Tldw: guy tests the RX 6800 at 1080p, 1440p and 4k across 19 games on Windows 11 vs Nobara 41.
Allegedly, nobara beats windows on all games except 2 (witcher 3 and CS2), across almost all resolutions, by around single digit percents.
This is what I came for. The fact it’s close and reading blows is good enough for me.
I have a steam deck and I’ve been impressed. Linux gaming has come a long way.
Also: This was on kernel 6.11, which does not have the new NTSYNC driver (coming in 6.14). It’s going to get even better soon.
CS2 was tested on proton, but CS2 runs natively. It’s not a useful comparison.
Edit: Someone pointed out that Nobara has already manually backpatched NTSYNC into its kernel.
I used to play CSGO on both Windows and Linux for a while, and Linux always outperformed Windows by a solid margin. It wasn’t even close, I never even thought to try running it through Proton.
Nobara uses a custom kernel with lots of performance tweaks and wine-compatibility patches. It has had NTSYNC for almost a year already. Also, NTSYNC is not much faster than FSYNC, that many kernels and distros (including SteamOS) have been using since 2021.
NTsync won’t change much for performance compared to Nobara with Proton. Proton has used esync and fsync for many years now which provide similar performance, but with flaws that prevent them from being upstreamable to Wine. NTSync will allow upstream wine to match fsync performance and hopefully fix some bugs.
NTsync is not the same as Fsync, it allows for kernel acceleration of NT sync primitives, increasing speed over current wine/Proton builds.
It’s not the same, but it provides similar performance. The performance gains are being compared to stock wine, not to Proton with esync or fsync.
CS2 was tested on proton, but CS2 runs natively. It’s not a useful comparison.
He said in the video that he tried to run it natively, but it just wouldn’t start somehow.
Still, it’s quite impressive. A translation layer in between and still it’s on par. It would be interesting to see native vs proton versions only.
Depends on the game.
Linux-native Rimworld and Stellaris are (by my measurements) 1.5x-2x slower than Windows. Not by pure FPS, but by simulation speed, which is much more detrimental. The frametimes spikes are awful, tool.
Running them though Proton seems fine, but they still aren’t any faster.

### GIVEN PROBLEM A
In the rows below, copy out every line from the line with "color-label: Color: [37, 914, 127, 951]" to the line with "gallery-image-next[interactable] [912, 0, 1000, 852]", both of those lines included.

### DATASET EXCERPTS
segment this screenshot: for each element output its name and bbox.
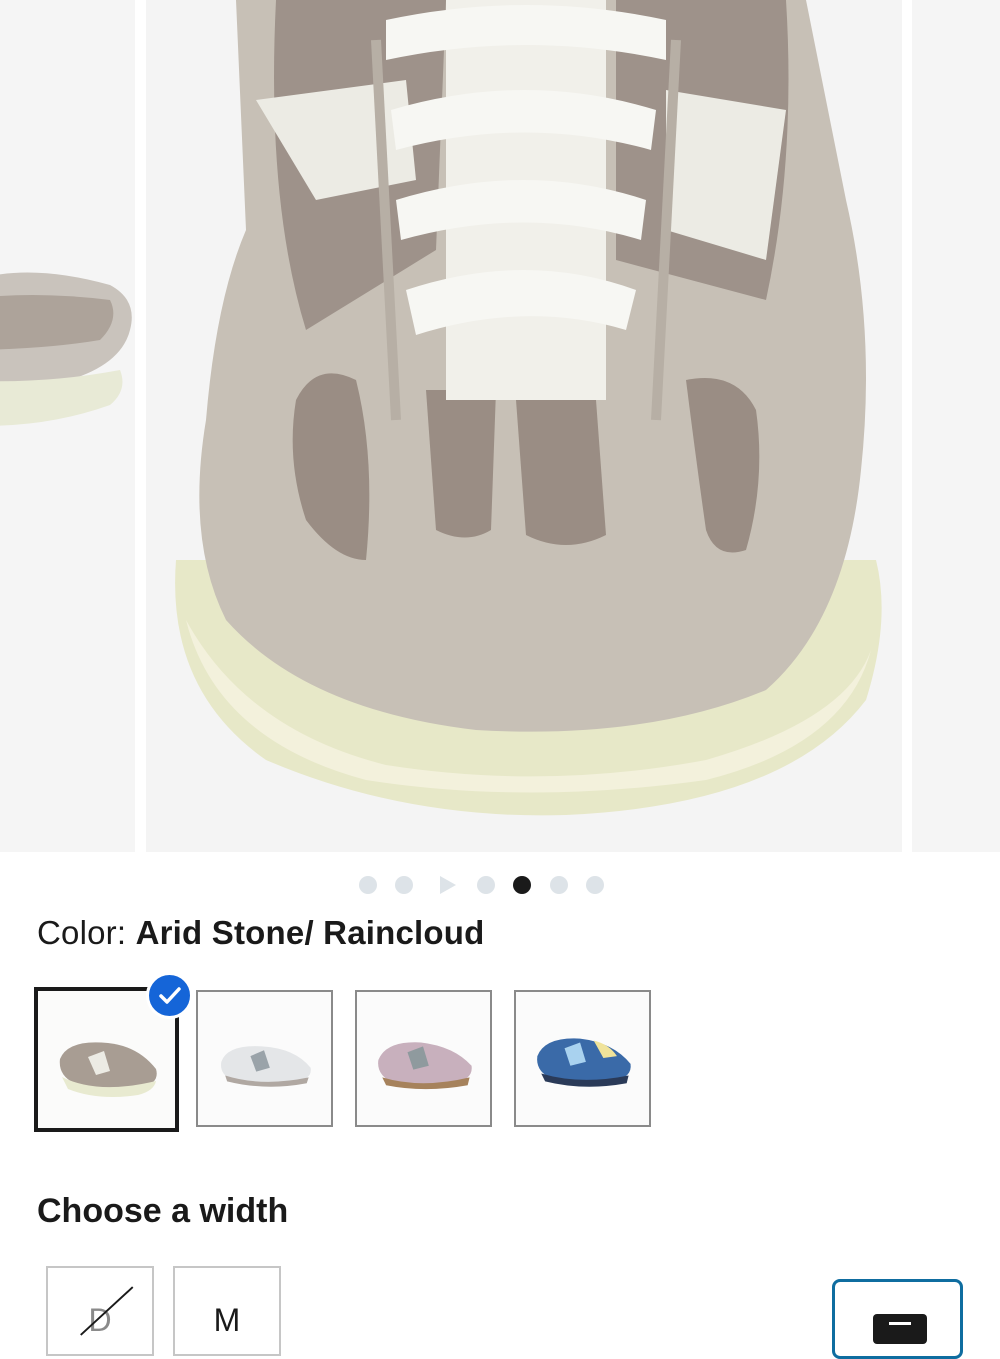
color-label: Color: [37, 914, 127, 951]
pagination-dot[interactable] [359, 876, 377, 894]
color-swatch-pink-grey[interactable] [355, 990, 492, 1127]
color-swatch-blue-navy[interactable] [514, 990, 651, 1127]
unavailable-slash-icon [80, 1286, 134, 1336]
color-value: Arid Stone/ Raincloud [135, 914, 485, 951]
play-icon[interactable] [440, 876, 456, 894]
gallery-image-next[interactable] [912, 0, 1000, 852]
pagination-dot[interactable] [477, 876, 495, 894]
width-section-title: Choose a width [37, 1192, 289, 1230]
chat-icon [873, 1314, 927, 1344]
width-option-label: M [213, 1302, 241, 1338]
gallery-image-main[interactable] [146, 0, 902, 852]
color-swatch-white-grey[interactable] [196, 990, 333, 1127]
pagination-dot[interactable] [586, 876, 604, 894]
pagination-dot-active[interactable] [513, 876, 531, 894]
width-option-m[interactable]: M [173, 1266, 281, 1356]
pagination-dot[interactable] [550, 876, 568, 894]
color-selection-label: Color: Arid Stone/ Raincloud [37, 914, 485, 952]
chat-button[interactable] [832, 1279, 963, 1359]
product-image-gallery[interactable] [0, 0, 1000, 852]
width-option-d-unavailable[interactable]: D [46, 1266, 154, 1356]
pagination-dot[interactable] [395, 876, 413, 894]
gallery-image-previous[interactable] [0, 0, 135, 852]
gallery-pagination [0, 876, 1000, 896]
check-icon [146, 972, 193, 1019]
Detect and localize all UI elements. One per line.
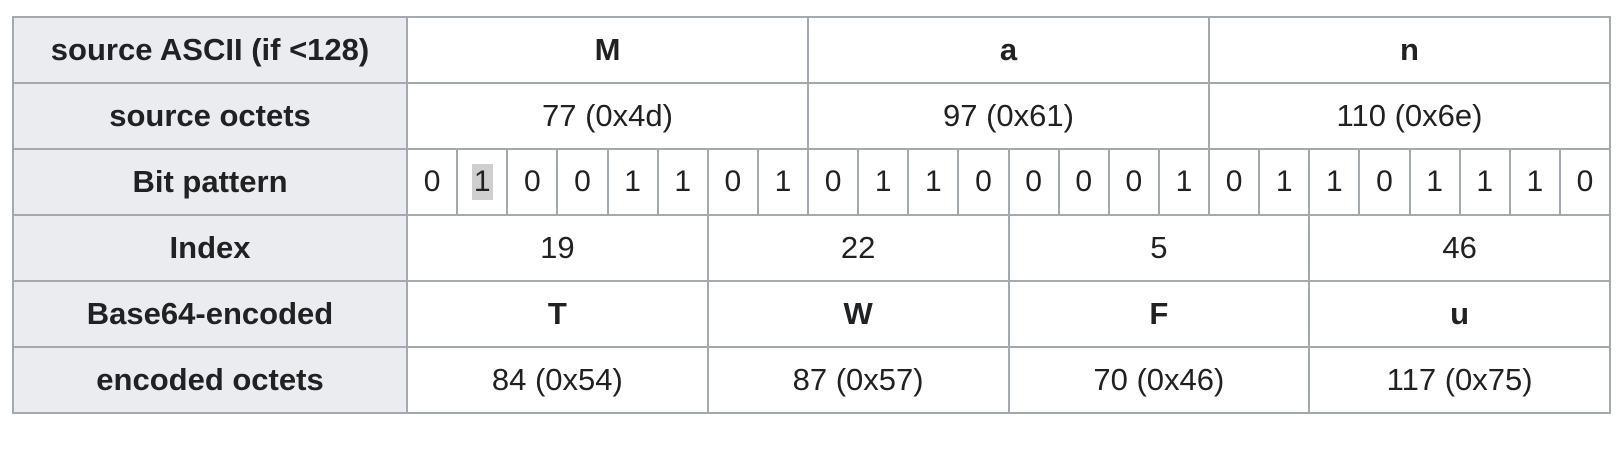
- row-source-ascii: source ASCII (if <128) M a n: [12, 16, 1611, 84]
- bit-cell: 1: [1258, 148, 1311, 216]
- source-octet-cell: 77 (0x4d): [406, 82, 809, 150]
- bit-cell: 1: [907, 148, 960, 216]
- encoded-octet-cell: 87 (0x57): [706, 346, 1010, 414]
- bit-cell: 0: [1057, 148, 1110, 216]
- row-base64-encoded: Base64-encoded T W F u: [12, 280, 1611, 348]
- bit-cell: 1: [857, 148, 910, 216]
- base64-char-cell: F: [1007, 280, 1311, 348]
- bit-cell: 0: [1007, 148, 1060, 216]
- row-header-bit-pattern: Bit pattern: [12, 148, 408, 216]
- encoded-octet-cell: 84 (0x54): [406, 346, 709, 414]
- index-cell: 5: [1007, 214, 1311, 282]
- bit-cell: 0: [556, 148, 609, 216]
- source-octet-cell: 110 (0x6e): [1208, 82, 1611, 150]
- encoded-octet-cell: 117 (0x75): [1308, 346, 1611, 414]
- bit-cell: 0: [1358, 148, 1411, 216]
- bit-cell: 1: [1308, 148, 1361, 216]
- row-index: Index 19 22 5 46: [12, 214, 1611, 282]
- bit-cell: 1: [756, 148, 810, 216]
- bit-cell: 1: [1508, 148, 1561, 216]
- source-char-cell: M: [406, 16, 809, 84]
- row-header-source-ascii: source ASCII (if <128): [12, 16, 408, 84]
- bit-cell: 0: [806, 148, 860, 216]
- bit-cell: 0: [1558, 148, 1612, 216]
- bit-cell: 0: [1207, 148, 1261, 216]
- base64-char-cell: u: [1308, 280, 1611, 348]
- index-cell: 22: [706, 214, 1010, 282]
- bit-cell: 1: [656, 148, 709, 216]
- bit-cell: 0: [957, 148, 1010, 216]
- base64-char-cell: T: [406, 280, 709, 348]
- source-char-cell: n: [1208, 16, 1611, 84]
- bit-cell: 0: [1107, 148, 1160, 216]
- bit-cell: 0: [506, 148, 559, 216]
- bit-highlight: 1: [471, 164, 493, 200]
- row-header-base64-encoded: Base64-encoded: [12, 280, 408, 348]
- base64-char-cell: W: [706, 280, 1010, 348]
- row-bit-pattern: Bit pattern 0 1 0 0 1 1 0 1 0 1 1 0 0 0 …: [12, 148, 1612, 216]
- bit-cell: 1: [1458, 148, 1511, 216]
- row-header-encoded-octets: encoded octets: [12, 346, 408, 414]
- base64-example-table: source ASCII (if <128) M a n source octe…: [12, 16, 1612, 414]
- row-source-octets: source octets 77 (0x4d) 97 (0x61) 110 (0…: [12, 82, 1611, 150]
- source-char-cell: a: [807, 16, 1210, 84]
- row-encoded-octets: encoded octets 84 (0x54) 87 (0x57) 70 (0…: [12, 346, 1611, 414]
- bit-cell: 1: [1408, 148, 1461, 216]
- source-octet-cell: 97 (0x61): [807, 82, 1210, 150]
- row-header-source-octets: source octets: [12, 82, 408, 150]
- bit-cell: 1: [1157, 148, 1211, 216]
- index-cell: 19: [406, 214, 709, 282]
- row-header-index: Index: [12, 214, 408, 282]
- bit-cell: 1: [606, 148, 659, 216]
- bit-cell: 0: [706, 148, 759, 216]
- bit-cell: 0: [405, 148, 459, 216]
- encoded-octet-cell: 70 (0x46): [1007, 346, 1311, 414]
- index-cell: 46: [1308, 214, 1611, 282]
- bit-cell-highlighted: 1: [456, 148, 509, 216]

### GIVEN PROBLEM B
Add the next few comments to the discussion of Linux versus Windows gaming performance.

### WRITTEN REPLY A
color-label: Color: [37, 914, 127, 951]
pagination-dot[interactable] [359, 876, 377, 894]
color-swatch-pink-grey[interactable] [355, 990, 492, 1127]
color-swatch-blue-navy[interactable] [514, 990, 651, 1127]
unavailable-slash-icon [80, 1286, 134, 1336]
color-value: Arid Stone/ Raincloud [135, 914, 485, 951]
play-icon[interactable] [440, 876, 456, 894]
gallery-image-next[interactable] [912, 0, 1000, 852]

### WRITTEN REPLY B
Modded minecraft and Starsector are the opposite. Old java games freaking love linux, apparently.
For reference, I’m running CachyOS (a distro focused on optimization) and used game-native measurement tools.
of the few games I’ve played that had linux versions (Cities Skylines 1, Eurotruck Simulator, American Truck Simulator, Rimworld from what I can recall off the top of my head, there have been others that i cant recall off the top of my head i’m sure), None of them were worth a god damn.
At best unstable and slow, at worst laden with bugs and issues.
Either way, playing the windows version via proton offered a better, more stable, more reliable experience.
Yeah.
People turn their nose at this, but devs have to develop for windows. If they can give their users a better experience targeting Proton, with less time and more refinement and better support than a native port, that’s a-okay with me.
A hilarious situation would be linux superseding Windows for desktop gaming… And Proton still being the standard target. I would love that future.
I agree.
I’d rather time and polish be given to making sure it runs via proton.
Then a half assed linux port, that doesnt work, thats a waste of time, that will be unused and hated, and be held up by devs as an example of “Well, users don’t use the linux version, there for linux isnt a viable target for us to bother with”
I couldn’t even get the Linux version of ETS to run on Linux. The Windows version runs flawlessly.
Yeah I’ve found java and Linux seem to get along very nicely. Minecraft with distant horizons and shaders runs way better on Linux for me than windows.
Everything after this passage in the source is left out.